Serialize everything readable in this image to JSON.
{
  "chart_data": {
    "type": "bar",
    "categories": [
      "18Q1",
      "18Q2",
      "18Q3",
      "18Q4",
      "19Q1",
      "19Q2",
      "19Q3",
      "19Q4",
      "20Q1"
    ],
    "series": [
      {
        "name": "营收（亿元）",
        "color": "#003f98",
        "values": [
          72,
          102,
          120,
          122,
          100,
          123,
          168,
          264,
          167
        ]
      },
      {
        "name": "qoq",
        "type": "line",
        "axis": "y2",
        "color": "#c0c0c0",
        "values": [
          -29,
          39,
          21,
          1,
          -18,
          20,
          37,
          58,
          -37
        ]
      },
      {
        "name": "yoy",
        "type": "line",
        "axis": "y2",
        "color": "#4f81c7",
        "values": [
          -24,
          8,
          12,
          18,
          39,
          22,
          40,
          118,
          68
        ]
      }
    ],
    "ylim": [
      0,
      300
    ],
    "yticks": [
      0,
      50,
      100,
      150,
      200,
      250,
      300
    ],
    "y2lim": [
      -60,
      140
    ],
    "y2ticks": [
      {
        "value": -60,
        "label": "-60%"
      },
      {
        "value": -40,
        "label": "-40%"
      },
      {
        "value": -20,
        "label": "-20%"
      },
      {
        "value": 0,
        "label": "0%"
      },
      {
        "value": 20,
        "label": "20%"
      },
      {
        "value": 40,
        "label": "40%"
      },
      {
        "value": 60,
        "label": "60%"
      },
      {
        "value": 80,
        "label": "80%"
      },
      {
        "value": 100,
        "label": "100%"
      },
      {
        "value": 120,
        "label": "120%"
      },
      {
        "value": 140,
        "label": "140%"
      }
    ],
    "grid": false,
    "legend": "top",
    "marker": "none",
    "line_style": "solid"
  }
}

──────

Copy each record from above without leaving any out.

Serialize everything readable in this image to JSON.
{
  "chart_data": {
    "type": "bar",
    "categories": [
      "18Q1",
      "18Q2",
      "18Q3",
      "18Q4",
      "19Q1",
      "19Q2",
      "19Q3",
      "19Q4",
      "20Q1"
    ],
    "series": [
      {
        "name": "营收（亿元）",
        "color": "#003f98",
        "values": [
          72,
          102,
          120,
          122,
          100,
          123,
          168,
          264,
          167
        ]
      },
      {
        "name": "qoq",
        "type": "line",
        "axis": "y2",
        "color": "#c0c0c0",
        "values": [
          -29,
          39,
          21,
          1,
          -18,
          20,
          37,
          58,
          -37
        ]
      },
      {
        "name": "yoy",
        "type": "line",
        "axis": "y2",
        "color": "#4f81c7",
        "values": [
          -24,
          8,
          12,
          18,
          39,
          22,
          40,
          118,
          68
        ]
      }
    ],
    "ylim": [
      0,
      300
    ],
    "yticks": [
      0,
      50,
      100,
      150,
      200,
      250,
      300
    ],
    "y2lim": [
      -60,
      140
    ],
    "y2ticks": [
      {
        "value": -60,
        "label": "-60%"
      },
      {
        "value": -40,
        "label": "-40%"
      },
      {
        "value": -20,
        "label": "-20%"
      },
      {
        "value": 0,
        "label": "0%"
      },
      {
        "value": 20,
        "label": "20%"
      },
      {
        "value": 40,
        "label": "40%"
      },
      {
        "value": 60,
        "label": "60%"
      },
      {
        "value": 80,
        "label": "80%"
      },
      {
        "value": 100,
        "label": "100%"
      },
      {
        "value": 120,
        "label": "120%"
      },
      {
        "value": 140,
        "label": "140%"
      }
    ],
    "grid": false,
    "legend": "top",
    "marker": "none",
    "line_style": "solid"
  }
}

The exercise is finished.